/---

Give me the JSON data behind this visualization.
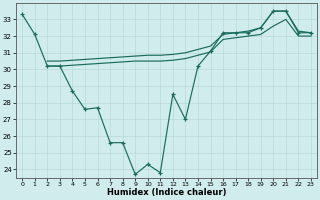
{
  "xlabel": "Humidex (Indice chaleur)",
  "color": "#1a6b5e",
  "bg_color": "#d0ecec",
  "grid_color": "#b8d8d8",
  "ylim": [
    23.5,
    34.0
  ],
  "xlim": [
    -0.5,
    23.5
  ],
  "yticks": [
    24,
    25,
    26,
    27,
    28,
    29,
    30,
    31,
    32,
    33
  ],
  "xticks": [
    0,
    1,
    2,
    3,
    4,
    5,
    6,
    7,
    8,
    9,
    10,
    11,
    12,
    13,
    14,
    15,
    16,
    17,
    18,
    19,
    20,
    21,
    22,
    23
  ],
  "zigzag_x": [
    0,
    1,
    2,
    3,
    4,
    5,
    6,
    7,
    8,
    9,
    10,
    11,
    12,
    13,
    14,
    15,
    16,
    17,
    18,
    19,
    20,
    21,
    22,
    23
  ],
  "zigzag_y": [
    33.3,
    32.1,
    30.2,
    30.2,
    28.7,
    27.6,
    27.7,
    25.6,
    25.6,
    23.7,
    24.3,
    23.8,
    28.5,
    27.0,
    30.2,
    31.1,
    32.2,
    32.2,
    32.2,
    32.5,
    33.5,
    33.5,
    32.2,
    32.2
  ],
  "upper_x": [
    2,
    3,
    4,
    5,
    6,
    7,
    8,
    9,
    10,
    11,
    12,
    13,
    14,
    15,
    16,
    17,
    18,
    19,
    20,
    21,
    22,
    23
  ],
  "upper_y": [
    30.5,
    30.5,
    30.55,
    30.6,
    30.65,
    30.7,
    30.75,
    30.8,
    30.85,
    30.85,
    30.9,
    31.0,
    31.2,
    31.4,
    32.1,
    32.2,
    32.3,
    32.5,
    33.5,
    33.5,
    32.3,
    32.2
  ],
  "lower_x": [
    2,
    3,
    4,
    5,
    6,
    7,
    8,
    9,
    10,
    11,
    12,
    13,
    14,
    15,
    16,
    17,
    18,
    19,
    20,
    21,
    22,
    23
  ],
  "lower_y": [
    30.2,
    30.2,
    30.25,
    30.3,
    30.35,
    30.4,
    30.45,
    30.5,
    30.5,
    30.5,
    30.55,
    30.65,
    30.85,
    31.05,
    31.8,
    31.9,
    32.0,
    32.1,
    32.6,
    33.0,
    32.0,
    32.0
  ]
}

\---

Transcribe the material exactly, keeping every word and none of the pictures.

Written response>
Give me the JSON data behind this visualization.
{
  "xlabel": "Humidex (Indice chaleur)",
  "color": "#1a6b5e",
  "bg_color": "#d0ecec",
  "grid_color": "#b8d8d8",
  "ylim": [
    23.5,
    34.0
  ],
  "xlim": [
    -0.5,
    23.5
  ],
  "yticks": [
    24,
    25,
    26,
    27,
    28,
    29,
    30,
    31,
    32,
    33
  ],
  "xticks": [
    0,
    1,
    2,
    3,
    4,
    5,
    6,
    7,
    8,
    9,
    10,
    11,
    12,
    13,
    14,
    15,
    16,
    17,
    18,
    19,
    20,
    21,
    22,
    23
  ],
  "zigzag_x": [
    0,
    1,
    2,
    3,
    4,
    5,
    6,
    7,
    8,
    9,
    10,
    11,
    12,
    13,
    14,
    15,
    16,
    17,
    18,
    19,
    20,
    21,
    22,
    23
  ],
  "zigzag_y": [
    33.3,
    32.1,
    30.2,
    30.2,
    28.7,
    27.6,
    27.7,
    25.6,
    25.6,
    23.7,
    24.3,
    23.8,
    28.5,
    27.0,
    30.2,
    31.1,
    32.2,
    32.2,
    32.2,
    32.5,
    33.5,
    33.5,
    32.2,
    32.2
  ],
  "upper_x": [
    2,
    3,
    4,
    5,
    6,
    7,
    8,
    9,
    10,
    11,
    12,
    13,
    14,
    15,
    16,
    17,
    18,
    19,
    20,
    21,
    22,
    23
  ],
  "upper_y": [
    30.5,
    30.5,
    30.55,
    30.6,
    30.65,
    30.7,
    30.75,
    30.8,
    30.85,
    30.85,
    30.9,
    31.0,
    31.2,
    31.4,
    32.1,
    32.2,
    32.3,
    32.5,
    33.5,
    33.5,
    32.3,
    32.2
  ],
  "lower_x": [
    2,
    3,
    4,
    5,
    6,
    7,
    8,
    9,
    10,
    11,
    12,
    13,
    14,
    15,
    16,
    17,
    18,
    19,
    20,
    21,
    22,
    23
  ],
  "lower_y": [
    30.2,
    30.2,
    30.25,
    30.3,
    30.35,
    30.4,
    30.45,
    30.5,
    30.5,
    30.5,
    30.55,
    30.65,
    30.85,
    31.05,
    31.8,
    31.9,
    32.0,
    32.1,
    32.6,
    33.0,
    32.0,
    32.0
  ]
}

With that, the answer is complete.